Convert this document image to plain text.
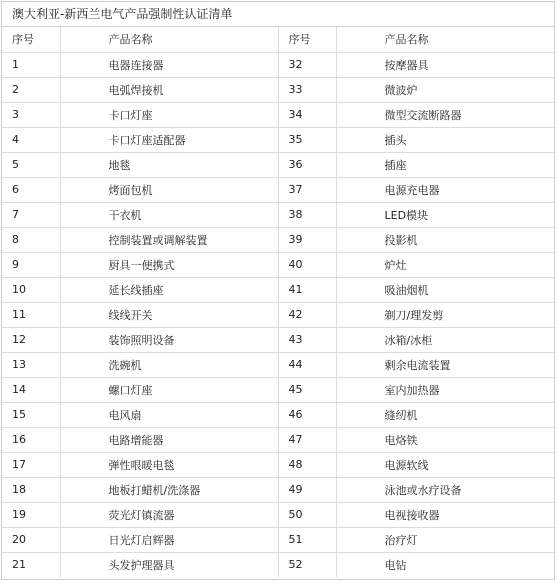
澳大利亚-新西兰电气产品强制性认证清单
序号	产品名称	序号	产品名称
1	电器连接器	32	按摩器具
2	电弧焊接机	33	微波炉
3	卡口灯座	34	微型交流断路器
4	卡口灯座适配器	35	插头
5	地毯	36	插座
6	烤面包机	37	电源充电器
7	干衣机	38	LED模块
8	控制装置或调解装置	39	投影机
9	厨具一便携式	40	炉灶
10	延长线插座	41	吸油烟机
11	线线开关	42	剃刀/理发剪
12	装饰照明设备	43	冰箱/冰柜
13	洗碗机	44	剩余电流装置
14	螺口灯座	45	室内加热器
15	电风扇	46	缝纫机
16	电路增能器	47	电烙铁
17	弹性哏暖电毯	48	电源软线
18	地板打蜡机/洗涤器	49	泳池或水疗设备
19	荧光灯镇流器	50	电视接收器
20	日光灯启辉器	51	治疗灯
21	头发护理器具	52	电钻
——————————
* Exercise
Copy out every line of the material above exactly, skipping the pictures.

* Reply to the exercise
Convert this document image to plain text.
澳大利亚-新西兰电气产品强制性认证清单
序号	产品名称	序号	产品名称
1	电器连接器	32	按摩器具
2	电弧焊接机	33	微波炉
3	卡口灯座	34	微型交流断路器
4	卡口灯座适配器	35	插头
5	地毯	36	插座
6	烤面包机	37	电源充电器
7	干衣机	38	LED模块
8	控制装置或调解装置	39	投影机
9	厨具一便携式	40	炉灶
10	延长线插座	41	吸油烟机
11	线线开关	42	剃刀/理发剪
12	装饰照明设备	43	冰箱/冰柜
13	洗碗机	44	剩余电流装置
14	螺口灯座	45	室内加热器
15	电风扇	46	缝纫机
16	电路增能器	47	电烙铁
17	弹性哏暖电毯	48	电源软线
18	地板打蜡机/洗涤器	49	泳池或水疗设备
19	荧光灯镇流器	50	电视接收器
20	日光灯启辉器	51	治疗灯
21	头发护理器具	52	电钻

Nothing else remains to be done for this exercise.